■ Exercise
Write the data below out exactly as it stands. Do not include the pictures.

■ Data for processing
★ ★ ★ ★

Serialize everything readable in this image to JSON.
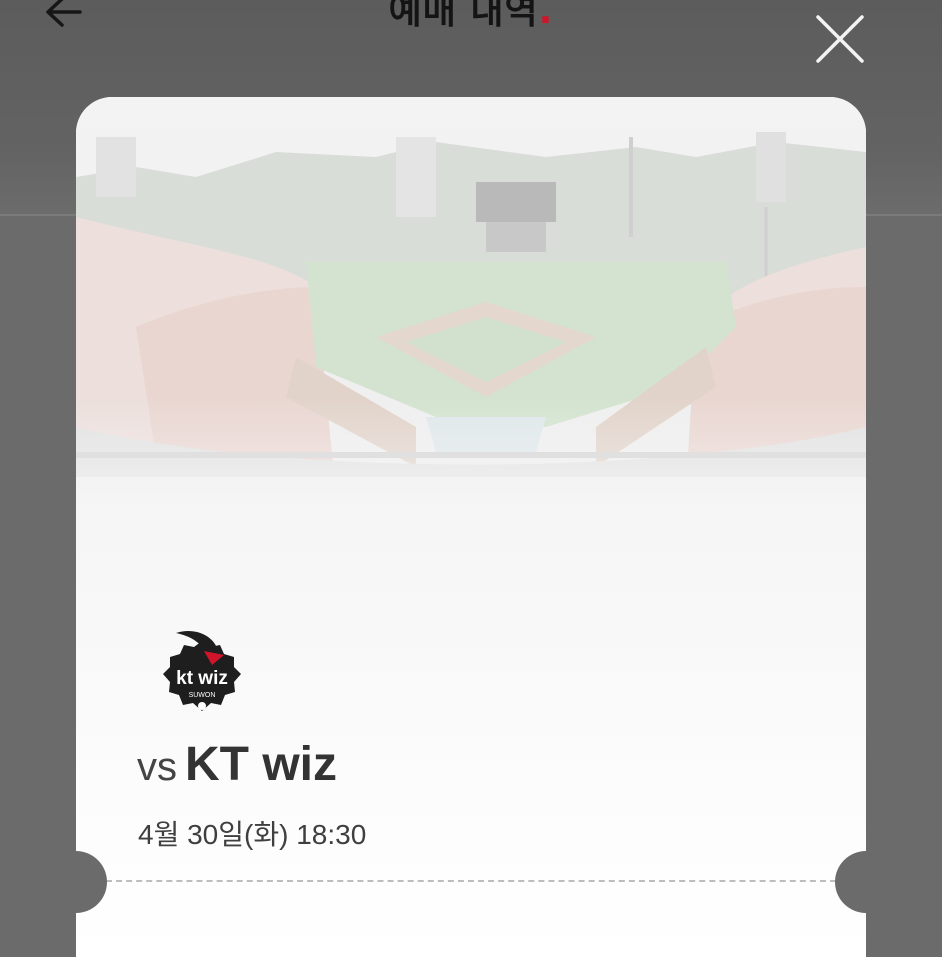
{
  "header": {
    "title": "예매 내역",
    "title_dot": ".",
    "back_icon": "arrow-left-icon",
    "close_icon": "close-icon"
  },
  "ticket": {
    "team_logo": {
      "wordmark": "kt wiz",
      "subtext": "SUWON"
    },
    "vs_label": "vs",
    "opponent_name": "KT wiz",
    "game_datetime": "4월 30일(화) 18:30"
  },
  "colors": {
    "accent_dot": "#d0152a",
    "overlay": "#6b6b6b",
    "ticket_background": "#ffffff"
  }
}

★ ★ ★ ★

■ Complete response
Serialize everything readable in this image to JSON.
{
  "header": {
    "title": "예매 내역",
    "title_dot": ".",
    "back_icon": "arrow-left-icon",
    "close_icon": "close-icon"
  },
  "ticket": {
    "team_logo": {
      "wordmark": "kt wiz",
      "subtext": "SUWON"
    },
    "vs_label": "vs",
    "opponent_name": "KT wiz",
    "game_datetime": "4월 30일(화) 18:30"
  },
  "colors": {
    "accent_dot": "#d0152a",
    "overlay": "#6b6b6b",
    "ticket_background": "#ffffff"
  }
}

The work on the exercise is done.